SHORT PROBLEM –
Write out every entry precisely as given, leaving the pictures out.

[Structured figure records]
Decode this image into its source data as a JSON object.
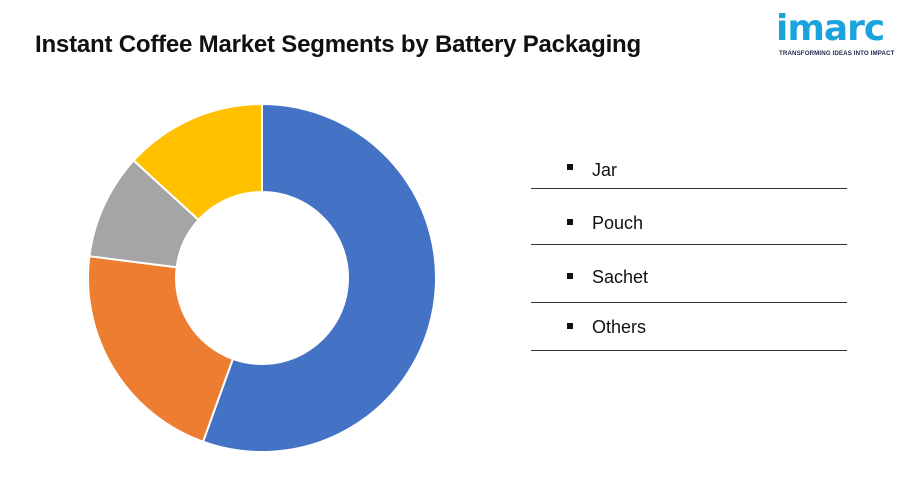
{
  "chart_data": {
    "type": "donut",
    "title": "Instant Coffee Market Segments by Battery Packaging",
    "categories": [
      "Jar",
      "Pouch",
      "Sachet",
      "Others"
    ],
    "values": [
      55.5,
      21.5,
      9.8,
      13.2
    ],
    "colors": [
      "#4472c4",
      "#ed7d31",
      "#a5a5a5",
      "#ffc000"
    ],
    "legend": "right"
  },
  "logo": {
    "brand": "imarc",
    "tagline": "TRANSFORMING IDEAS INTO IMPACT"
  }
}
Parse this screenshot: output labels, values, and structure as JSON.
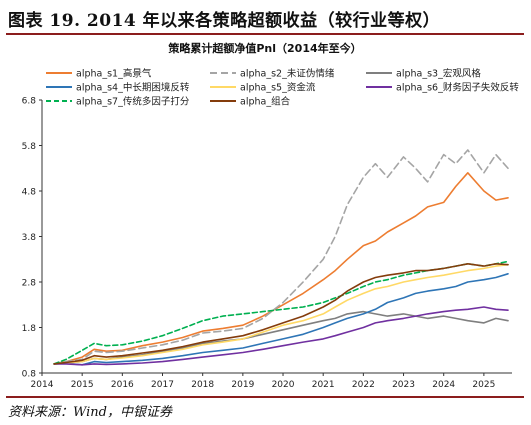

COMPLETE OUTPUT –
Decode this image into its source data as a JSON object.
{
  "chart_data": {
    "type": "donut",
    "title": "Instant Coffee Market Segments by Battery Packaging",
    "categories": [
      "Jar",
      "Pouch",
      "Sachet",
      "Others"
    ],
    "values": [
      55.5,
      21.5,
      9.8,
      13.2
    ],
    "colors": [
      "#4472c4",
      "#ed7d31",
      "#a5a5a5",
      "#ffc000"
    ],
    "legend": "right"
  },
  "logo": {
    "brand": "imarc",
    "tagline": "TRANSFORMING IDEAS INTO IMPACT"
  }
}
Parse this screenshot: output labels, values, and structure as JSON.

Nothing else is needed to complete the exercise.